- **Exercise task**
Say how many lines in the records include the string "computer", adding no other words.

- **Dataset excerpts**

* * * *

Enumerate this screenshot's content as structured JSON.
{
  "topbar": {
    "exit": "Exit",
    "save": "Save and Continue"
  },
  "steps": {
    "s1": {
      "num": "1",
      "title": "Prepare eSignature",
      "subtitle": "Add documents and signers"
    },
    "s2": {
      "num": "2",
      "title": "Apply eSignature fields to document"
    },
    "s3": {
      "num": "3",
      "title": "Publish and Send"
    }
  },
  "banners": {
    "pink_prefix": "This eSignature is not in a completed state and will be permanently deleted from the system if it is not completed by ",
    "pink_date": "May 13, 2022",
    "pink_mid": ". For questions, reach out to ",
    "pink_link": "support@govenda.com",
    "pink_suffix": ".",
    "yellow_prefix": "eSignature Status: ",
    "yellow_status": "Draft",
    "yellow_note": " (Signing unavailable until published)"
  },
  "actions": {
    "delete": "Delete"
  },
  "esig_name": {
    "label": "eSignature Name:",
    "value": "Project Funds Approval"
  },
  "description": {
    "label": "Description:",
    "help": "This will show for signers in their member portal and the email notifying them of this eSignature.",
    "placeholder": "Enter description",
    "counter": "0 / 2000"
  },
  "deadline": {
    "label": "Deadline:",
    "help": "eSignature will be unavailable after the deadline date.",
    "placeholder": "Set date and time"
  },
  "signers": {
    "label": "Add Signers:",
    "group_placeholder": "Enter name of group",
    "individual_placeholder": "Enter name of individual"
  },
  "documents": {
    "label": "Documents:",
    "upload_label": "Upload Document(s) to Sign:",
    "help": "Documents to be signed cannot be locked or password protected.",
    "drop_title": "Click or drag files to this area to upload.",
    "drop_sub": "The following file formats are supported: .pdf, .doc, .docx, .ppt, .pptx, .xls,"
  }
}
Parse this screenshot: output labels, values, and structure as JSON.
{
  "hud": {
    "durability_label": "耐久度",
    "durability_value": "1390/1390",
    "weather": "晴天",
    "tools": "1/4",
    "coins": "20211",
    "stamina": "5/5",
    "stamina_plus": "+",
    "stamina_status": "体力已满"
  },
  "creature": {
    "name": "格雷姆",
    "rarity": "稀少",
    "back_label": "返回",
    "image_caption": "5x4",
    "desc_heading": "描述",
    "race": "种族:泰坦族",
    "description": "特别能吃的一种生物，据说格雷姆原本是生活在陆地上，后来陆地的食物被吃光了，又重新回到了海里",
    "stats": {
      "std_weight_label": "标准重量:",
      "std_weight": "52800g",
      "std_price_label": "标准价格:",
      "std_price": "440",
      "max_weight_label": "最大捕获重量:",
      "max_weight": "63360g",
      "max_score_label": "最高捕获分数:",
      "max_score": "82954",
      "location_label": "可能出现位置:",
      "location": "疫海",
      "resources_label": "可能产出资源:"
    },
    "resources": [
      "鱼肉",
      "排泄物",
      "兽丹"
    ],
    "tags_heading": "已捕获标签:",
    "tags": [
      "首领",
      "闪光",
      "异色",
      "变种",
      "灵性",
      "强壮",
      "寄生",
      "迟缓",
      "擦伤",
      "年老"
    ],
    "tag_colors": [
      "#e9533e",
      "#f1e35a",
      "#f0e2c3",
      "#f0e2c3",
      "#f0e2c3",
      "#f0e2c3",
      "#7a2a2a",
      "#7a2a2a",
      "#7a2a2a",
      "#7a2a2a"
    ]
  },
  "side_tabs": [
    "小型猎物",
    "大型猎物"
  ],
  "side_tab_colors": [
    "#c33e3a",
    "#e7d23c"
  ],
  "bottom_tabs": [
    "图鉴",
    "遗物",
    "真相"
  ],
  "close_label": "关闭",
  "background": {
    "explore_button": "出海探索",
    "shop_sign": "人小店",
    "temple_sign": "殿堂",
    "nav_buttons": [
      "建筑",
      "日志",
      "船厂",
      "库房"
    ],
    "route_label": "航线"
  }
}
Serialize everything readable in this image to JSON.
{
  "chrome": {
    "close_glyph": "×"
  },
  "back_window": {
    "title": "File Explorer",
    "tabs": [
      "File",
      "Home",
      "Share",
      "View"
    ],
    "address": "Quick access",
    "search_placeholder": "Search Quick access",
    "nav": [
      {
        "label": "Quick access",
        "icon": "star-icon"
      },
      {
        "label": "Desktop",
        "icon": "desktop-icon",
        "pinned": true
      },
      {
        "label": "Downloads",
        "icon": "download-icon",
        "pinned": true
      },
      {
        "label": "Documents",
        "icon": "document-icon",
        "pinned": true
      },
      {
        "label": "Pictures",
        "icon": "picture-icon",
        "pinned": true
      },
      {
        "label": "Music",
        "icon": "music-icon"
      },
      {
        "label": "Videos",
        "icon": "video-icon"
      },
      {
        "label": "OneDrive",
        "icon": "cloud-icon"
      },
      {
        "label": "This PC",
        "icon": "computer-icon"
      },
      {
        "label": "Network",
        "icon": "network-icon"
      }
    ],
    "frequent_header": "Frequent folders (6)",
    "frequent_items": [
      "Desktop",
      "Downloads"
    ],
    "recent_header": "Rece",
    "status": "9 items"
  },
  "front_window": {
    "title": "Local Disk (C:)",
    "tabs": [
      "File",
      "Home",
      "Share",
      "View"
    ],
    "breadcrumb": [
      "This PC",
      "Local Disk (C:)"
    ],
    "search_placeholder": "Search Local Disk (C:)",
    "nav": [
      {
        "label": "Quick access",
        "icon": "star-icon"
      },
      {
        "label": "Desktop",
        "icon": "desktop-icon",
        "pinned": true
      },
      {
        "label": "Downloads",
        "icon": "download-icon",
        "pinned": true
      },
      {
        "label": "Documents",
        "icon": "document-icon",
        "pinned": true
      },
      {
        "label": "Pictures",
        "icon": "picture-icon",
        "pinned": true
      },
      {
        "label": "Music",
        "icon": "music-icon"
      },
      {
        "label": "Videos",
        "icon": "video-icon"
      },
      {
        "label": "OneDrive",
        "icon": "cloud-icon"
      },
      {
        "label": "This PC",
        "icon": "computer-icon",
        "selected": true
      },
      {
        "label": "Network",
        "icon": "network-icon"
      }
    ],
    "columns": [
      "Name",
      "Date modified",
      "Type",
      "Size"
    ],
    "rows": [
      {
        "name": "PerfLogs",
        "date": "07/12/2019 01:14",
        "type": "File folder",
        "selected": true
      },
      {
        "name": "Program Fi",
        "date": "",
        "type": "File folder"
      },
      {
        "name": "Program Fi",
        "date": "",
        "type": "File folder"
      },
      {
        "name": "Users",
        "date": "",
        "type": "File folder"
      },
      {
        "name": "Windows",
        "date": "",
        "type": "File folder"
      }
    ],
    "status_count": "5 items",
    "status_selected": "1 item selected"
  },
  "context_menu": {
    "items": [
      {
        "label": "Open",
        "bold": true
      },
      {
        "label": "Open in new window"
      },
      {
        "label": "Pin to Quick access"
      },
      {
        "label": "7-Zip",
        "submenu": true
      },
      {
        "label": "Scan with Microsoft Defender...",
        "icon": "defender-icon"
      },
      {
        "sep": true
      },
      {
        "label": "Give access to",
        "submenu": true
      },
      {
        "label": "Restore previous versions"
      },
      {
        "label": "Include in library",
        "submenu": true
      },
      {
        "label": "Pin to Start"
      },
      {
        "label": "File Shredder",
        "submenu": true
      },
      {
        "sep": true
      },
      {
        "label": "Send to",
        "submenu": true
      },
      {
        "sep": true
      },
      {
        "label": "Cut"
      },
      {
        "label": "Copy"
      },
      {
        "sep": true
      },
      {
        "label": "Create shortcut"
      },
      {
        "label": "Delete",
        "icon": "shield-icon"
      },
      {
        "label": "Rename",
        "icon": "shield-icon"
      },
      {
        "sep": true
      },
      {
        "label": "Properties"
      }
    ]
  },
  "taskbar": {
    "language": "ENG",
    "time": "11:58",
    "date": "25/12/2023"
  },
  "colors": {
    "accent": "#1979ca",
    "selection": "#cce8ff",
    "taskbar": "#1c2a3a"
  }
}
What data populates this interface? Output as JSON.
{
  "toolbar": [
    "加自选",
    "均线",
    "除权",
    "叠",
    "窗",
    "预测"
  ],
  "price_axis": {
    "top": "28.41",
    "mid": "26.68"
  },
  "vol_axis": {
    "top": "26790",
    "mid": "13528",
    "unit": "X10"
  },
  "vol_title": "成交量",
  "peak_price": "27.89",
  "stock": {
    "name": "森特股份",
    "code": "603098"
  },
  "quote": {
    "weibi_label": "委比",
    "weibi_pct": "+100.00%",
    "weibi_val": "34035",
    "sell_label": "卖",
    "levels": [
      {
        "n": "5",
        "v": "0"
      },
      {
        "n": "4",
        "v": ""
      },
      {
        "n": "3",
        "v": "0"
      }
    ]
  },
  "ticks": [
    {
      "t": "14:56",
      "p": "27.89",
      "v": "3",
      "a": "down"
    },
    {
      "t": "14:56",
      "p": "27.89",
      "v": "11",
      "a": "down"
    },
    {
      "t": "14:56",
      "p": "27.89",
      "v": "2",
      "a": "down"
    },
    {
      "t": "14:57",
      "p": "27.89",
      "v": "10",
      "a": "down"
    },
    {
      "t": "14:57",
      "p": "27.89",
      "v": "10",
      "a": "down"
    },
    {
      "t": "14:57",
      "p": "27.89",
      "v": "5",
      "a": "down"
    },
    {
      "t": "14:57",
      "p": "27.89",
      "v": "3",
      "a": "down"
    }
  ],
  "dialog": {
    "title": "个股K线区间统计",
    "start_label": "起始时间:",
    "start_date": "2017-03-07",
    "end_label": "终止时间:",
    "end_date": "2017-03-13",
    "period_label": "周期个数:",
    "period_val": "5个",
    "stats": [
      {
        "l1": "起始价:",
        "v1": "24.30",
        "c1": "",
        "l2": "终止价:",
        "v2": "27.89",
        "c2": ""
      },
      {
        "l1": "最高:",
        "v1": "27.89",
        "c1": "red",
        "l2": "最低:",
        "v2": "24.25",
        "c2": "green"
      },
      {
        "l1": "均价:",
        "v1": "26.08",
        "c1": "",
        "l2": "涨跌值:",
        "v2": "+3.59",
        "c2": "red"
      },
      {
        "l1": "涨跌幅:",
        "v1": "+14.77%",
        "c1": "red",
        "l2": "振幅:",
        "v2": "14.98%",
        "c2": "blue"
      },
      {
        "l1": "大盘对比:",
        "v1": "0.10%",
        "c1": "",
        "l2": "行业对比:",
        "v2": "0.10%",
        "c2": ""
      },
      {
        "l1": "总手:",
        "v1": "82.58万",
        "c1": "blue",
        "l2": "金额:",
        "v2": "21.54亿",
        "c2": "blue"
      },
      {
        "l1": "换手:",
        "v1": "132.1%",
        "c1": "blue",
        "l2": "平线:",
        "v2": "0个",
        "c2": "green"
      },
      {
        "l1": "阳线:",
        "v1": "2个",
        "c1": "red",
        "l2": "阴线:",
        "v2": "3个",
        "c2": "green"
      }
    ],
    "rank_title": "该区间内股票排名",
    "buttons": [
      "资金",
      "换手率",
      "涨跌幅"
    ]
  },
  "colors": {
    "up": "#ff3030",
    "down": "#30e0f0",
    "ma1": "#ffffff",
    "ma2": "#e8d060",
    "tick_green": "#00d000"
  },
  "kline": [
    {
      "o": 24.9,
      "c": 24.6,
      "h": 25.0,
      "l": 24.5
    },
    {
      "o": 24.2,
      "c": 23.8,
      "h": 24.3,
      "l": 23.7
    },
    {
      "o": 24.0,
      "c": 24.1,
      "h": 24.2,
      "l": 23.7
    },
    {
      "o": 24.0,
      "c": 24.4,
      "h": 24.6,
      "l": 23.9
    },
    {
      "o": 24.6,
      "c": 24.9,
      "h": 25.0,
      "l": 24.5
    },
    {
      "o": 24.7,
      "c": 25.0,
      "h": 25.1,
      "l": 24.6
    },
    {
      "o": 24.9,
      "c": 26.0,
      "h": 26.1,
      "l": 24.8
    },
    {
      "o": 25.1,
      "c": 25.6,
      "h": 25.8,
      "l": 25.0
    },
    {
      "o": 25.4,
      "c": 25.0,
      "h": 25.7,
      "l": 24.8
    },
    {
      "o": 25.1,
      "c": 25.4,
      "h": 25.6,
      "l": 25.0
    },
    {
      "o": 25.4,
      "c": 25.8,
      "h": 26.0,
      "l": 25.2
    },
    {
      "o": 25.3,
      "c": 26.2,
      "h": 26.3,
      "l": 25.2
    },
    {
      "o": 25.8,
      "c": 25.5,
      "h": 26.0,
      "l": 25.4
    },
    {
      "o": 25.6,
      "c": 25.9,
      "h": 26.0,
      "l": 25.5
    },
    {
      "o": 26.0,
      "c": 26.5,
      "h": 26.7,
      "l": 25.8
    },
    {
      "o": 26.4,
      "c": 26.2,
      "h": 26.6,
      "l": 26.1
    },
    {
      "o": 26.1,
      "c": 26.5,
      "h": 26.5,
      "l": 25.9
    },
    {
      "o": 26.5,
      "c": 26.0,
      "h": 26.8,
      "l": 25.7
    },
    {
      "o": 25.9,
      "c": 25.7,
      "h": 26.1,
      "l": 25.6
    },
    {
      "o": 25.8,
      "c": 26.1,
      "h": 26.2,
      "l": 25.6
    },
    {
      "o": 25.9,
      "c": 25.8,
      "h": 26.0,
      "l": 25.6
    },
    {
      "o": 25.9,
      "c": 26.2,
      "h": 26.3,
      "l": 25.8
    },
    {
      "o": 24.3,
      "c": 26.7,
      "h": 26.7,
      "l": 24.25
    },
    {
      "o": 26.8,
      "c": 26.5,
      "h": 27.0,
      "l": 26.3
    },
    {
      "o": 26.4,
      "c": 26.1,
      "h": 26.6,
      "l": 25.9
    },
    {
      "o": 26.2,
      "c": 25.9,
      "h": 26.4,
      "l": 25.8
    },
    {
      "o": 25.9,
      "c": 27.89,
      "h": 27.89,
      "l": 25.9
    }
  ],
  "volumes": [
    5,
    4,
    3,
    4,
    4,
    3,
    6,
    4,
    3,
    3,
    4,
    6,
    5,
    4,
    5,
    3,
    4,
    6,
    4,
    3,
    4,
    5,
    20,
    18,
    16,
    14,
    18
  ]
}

* * * *

- **Response to this exercise**
2